作業課題 1.
消化機能に及ぼす精神作用に関する本文について、次の問いに答えてください。
(a) 酒の大好きな人は、酒の話を聞かせただけで胸のあたりがどのように鳴り出すとされていますか。
(b) 大嫌いなものを無理に食べると、どうなることがあるとされていますか。
(c) 「○新鮮な鶏卵を食って下痢した実例」で、某婦人はどの医師の診察を受けていましたか。
作業課題 2.
消化機能に及ぼす精神作用に関する本文を、最後の文「会長を頼みに来た。」の後から書き継いでください。

提示文.
消化機能に及ぼす精神作用(1)

心に
大きな心配や恐怖のあるとき、
激高した時、
その他精神的に非常事件のある時などは、
どんな空腹の時でも
またどんな好きな飲食物でも
食べられもせず、
飲めもせぬものである。

また梅干しや砂糖を見たとき
また自分の大好物を見た時などは
これを食べなくとも
唾液が盛んに出てくることがあるものである。

酒の大好きの人などは
酒の話を聞かせただけでも
胸のあたりでグーグーと鳴り出す、
ついには舌鼓まで
打つようになることがあるものである。

右のごとき現象は、
いずれも
精神が消化機能に左右する結果である。

別に消化機能に関する疾病がなくとも、
精神的に苦労している者は、
如何に栄養のある物を食べても
身体は痩せるものである。

そして結局は生理的に故障が起こり
すなわち病気になるのである。

これ、皆精神が
消化機能に作用する結果である。

また、大嫌いなものを食べれば
吐いてしまうことがある。
万一吐かないで
これが胃の中に入ったところで
良く消化もせず、
良く吸収もしないものである。
故に大嫌いなものを無理に食べると
下痢することがある。

これみな精神が消化機能に作用する結果であるのである。

このように消化機能は
精神に支配されるものであるから、
如何栄養の多いもので
且つ消化しやすいものでも
これを大嫌いなものが食べれば
消化もせず、
身体の栄養にもならぬものである。

栄養どころか
いたずらに消化器を疲労させるから
結局身体のためにならず、
かえって害になるものである。

これに反して、
大好物であれば、
たとえ滋養分の少ないもので
よく消化し吸収して
身体のためになるものである。

○新鮮な鶏卵を食って下痢した実例
某婦人が産後の経過が悪く、
某産婦人科医の診察を受けていたが、
ますます悪化し甚だしい衰弱に陥って
会長を頼みに来た。

保存済みの記録

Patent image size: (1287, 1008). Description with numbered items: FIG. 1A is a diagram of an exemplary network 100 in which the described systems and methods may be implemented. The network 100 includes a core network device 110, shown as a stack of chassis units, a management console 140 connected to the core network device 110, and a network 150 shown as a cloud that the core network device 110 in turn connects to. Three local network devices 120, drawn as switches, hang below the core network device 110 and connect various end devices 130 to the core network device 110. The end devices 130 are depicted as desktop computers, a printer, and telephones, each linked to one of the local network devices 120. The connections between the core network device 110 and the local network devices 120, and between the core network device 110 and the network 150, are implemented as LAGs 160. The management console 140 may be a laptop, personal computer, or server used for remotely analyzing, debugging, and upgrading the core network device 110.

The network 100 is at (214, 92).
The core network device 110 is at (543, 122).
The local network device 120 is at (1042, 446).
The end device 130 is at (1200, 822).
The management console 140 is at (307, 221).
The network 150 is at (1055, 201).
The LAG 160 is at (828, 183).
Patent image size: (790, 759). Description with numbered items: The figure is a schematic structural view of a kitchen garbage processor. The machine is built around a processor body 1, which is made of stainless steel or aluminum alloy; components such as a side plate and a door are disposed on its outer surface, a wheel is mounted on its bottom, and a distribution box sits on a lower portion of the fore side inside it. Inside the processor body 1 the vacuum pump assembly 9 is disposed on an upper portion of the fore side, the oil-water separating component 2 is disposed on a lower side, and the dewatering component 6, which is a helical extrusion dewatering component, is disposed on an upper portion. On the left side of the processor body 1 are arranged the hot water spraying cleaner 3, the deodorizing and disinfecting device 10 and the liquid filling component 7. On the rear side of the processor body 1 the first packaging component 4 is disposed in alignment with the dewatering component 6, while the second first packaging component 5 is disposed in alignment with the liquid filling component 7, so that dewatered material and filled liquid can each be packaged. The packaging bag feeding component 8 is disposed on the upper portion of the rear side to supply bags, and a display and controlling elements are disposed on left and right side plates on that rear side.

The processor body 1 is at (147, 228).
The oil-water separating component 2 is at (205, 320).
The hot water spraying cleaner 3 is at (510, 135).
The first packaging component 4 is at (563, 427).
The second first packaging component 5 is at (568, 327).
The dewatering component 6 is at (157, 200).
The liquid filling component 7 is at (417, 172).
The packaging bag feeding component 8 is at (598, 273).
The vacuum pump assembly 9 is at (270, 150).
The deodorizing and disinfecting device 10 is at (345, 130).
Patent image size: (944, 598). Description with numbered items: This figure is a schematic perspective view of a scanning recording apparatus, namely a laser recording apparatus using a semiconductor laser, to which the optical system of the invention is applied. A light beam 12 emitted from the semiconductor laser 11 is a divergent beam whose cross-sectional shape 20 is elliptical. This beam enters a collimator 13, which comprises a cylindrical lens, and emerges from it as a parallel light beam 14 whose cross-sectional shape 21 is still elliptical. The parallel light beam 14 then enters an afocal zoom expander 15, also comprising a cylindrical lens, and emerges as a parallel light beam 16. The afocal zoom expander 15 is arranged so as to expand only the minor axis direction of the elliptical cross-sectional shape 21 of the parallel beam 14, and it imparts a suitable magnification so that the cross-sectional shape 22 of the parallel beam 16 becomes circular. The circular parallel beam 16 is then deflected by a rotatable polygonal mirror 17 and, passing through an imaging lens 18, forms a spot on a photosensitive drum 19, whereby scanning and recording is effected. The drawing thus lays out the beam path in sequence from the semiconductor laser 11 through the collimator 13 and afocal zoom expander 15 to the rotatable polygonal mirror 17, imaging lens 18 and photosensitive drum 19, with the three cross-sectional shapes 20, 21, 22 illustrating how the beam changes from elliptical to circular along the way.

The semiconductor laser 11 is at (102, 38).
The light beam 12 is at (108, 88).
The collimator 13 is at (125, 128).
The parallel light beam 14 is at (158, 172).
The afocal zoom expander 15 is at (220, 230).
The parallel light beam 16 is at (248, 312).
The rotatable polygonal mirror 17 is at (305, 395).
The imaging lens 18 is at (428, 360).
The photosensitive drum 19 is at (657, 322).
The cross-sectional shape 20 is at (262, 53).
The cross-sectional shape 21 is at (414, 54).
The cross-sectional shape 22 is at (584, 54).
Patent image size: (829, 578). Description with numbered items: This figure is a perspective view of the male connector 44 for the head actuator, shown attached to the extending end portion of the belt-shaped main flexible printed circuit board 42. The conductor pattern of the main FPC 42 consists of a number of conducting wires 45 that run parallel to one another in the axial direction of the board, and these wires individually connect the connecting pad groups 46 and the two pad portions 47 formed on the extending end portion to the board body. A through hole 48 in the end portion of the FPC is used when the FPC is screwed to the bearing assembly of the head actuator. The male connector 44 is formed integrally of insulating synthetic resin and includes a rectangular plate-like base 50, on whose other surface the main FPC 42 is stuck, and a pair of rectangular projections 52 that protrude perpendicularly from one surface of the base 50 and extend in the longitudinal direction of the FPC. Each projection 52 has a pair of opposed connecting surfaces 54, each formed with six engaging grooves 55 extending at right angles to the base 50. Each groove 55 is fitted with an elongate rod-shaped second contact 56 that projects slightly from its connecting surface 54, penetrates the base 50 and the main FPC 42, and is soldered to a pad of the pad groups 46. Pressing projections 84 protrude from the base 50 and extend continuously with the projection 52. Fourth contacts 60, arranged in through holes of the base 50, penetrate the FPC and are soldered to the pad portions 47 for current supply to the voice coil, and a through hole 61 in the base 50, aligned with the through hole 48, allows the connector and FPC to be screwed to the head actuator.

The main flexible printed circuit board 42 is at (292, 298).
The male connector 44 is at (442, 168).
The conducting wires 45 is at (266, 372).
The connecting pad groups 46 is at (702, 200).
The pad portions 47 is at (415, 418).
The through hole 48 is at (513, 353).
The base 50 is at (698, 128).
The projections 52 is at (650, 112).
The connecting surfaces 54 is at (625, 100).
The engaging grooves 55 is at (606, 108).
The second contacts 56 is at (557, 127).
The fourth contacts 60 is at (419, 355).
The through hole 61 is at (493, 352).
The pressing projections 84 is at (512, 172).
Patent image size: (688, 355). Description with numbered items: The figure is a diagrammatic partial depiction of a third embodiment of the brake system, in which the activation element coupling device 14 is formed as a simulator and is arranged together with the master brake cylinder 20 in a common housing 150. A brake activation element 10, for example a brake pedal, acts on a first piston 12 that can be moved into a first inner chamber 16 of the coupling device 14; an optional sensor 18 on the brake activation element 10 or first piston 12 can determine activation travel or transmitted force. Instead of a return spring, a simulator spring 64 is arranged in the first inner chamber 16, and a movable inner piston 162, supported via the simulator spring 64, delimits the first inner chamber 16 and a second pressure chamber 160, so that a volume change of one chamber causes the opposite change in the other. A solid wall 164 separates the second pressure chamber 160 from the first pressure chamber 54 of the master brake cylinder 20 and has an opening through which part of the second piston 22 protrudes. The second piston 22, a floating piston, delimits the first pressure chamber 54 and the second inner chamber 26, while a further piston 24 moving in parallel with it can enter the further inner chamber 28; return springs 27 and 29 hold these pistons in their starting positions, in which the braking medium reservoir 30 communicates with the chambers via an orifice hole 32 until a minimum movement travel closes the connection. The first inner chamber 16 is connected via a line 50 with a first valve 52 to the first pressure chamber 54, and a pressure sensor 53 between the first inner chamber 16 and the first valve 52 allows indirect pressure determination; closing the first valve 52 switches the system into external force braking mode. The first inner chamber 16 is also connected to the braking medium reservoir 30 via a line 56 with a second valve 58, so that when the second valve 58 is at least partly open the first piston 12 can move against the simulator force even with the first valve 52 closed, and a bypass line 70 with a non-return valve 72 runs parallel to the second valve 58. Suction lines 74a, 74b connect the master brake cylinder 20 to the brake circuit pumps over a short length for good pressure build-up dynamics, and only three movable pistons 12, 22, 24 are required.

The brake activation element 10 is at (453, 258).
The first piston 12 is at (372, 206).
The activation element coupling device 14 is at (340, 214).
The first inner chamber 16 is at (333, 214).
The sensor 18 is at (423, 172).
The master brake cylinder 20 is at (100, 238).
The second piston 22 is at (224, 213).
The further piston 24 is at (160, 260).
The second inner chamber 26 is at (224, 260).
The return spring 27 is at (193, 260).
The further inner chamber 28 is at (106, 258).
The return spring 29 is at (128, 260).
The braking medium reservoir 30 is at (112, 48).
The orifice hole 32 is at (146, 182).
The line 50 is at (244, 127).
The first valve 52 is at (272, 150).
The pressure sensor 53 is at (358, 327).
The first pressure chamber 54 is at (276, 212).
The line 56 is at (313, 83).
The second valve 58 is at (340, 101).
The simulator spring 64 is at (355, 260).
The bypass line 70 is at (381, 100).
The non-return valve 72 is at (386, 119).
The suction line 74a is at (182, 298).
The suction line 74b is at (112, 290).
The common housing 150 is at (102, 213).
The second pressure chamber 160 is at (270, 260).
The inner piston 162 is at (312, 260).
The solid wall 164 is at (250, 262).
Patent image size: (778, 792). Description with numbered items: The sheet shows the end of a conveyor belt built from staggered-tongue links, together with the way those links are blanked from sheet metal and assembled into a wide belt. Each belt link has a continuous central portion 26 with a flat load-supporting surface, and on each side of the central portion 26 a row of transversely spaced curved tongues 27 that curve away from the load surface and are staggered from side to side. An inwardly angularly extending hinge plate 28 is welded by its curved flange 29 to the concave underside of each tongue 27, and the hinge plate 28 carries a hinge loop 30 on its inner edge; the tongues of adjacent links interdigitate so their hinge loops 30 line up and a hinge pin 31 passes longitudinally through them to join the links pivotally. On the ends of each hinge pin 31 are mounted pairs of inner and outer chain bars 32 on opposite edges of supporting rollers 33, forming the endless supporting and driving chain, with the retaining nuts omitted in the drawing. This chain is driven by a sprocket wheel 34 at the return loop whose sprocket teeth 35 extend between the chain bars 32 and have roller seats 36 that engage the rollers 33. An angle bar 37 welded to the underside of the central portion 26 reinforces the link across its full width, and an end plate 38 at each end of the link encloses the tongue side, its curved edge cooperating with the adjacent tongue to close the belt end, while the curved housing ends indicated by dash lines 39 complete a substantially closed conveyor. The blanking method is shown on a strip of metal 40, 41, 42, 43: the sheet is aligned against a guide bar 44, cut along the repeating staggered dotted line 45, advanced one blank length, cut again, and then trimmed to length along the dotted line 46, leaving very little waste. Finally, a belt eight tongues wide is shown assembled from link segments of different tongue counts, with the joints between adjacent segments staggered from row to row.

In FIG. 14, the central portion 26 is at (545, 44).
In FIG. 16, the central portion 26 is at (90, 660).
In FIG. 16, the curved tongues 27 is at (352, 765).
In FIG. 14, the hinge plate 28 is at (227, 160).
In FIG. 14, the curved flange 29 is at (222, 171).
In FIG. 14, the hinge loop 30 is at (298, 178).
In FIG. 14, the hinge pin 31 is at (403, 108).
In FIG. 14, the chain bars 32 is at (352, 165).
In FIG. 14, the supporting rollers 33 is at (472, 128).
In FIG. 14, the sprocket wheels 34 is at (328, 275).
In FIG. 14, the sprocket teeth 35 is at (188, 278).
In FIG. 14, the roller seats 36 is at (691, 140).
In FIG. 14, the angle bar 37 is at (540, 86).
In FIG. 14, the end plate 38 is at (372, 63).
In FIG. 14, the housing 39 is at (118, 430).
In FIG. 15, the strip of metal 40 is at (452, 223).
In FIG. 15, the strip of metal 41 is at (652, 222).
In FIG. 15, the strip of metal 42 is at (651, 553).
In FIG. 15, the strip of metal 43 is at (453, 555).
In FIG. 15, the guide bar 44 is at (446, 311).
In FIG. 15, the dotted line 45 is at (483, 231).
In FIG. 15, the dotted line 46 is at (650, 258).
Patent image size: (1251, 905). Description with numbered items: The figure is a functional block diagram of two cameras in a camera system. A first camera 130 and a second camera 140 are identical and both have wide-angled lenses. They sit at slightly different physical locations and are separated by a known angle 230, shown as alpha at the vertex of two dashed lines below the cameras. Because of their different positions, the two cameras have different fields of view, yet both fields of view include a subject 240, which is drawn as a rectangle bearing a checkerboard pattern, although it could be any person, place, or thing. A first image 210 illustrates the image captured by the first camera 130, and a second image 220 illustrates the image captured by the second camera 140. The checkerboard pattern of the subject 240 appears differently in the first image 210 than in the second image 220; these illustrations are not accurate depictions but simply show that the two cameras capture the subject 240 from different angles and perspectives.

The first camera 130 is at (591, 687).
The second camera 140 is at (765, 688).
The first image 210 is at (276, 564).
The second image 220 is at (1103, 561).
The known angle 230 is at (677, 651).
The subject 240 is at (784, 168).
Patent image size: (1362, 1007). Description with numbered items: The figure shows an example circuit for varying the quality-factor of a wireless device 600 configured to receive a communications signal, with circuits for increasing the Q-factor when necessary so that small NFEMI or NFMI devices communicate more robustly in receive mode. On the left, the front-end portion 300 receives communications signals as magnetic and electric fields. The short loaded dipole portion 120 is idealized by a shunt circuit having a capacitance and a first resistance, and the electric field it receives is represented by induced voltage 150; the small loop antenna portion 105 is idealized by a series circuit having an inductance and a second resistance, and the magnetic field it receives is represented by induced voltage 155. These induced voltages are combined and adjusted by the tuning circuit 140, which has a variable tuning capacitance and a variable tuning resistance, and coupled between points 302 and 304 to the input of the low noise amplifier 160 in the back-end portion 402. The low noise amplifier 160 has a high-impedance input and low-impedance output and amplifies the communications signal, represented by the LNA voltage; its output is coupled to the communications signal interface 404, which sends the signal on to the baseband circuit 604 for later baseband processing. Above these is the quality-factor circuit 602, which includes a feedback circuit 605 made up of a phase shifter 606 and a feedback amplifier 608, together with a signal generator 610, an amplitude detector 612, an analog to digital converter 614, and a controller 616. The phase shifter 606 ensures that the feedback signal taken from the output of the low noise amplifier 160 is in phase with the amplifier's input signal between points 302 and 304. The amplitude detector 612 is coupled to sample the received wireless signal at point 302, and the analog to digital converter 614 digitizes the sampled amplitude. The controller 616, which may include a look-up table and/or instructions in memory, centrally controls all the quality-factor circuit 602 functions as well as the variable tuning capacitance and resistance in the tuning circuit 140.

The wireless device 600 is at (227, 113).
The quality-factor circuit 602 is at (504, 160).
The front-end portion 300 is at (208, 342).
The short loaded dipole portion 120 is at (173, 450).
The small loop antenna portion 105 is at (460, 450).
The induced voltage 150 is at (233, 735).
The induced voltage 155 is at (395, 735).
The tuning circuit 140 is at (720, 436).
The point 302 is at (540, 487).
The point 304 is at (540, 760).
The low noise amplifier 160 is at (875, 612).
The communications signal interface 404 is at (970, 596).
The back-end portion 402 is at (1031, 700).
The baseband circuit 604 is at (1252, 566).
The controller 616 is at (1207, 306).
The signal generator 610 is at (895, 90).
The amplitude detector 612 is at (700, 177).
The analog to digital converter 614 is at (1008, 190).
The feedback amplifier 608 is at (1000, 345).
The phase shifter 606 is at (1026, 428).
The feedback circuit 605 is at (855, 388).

出力 1.
(a) グーグーと鳴り出します。
(b) 下痢することがあります。
(c) 某産婦人科医の診察を受けていました。

出力 2.
会長が行って
その病人に種々問いただしてみると、
下痢をしているのである。

勿論下痢を止める薬も呑んでいるのであるが、
下痢は治らないために
増々衰弱するのである。

会長
「貴女は胃腸が悪くて下痢をしているのではありません。
なにか嫌いなものを
無理に飲むか食べるかしているでしょう?」
と問うた、患者
「その事、私は卵が大嫌いで
吐きそうになりますが、
医者様にのめといわれて
我慢して呑んでいます」
と答えた。

会長は
そんな大嫌いな卵は止めて、
好きなものなら
過食せぬ程度に何を食べても
差し支えないことを説明して
注意をしてやった。

するとその長い間の下痢も、
翌日からすっっかり治ってしまったのである。
従って段々身体に力が付き、
5,6日たつと
庭を散歩するようになったのである。

勿論、会長が施術もしてやったのであるが、
とにかく、この夫人は
胃腸が悪くて下痢をしてたのではなく、
嫌な卵を無理に食べていた結果であった
という想像ができるのである

。如何に滋養に富んだ鶏卵の黄身で
もこれが大嫌いの彼の婦人の胃腸
は之またそれを大いに嫌うのである。
従って消化作用も吸収作用も止めてしまう、
故に身体の栄養がとれなくなる、
かくして増々衰弱に陥りつつあったのである。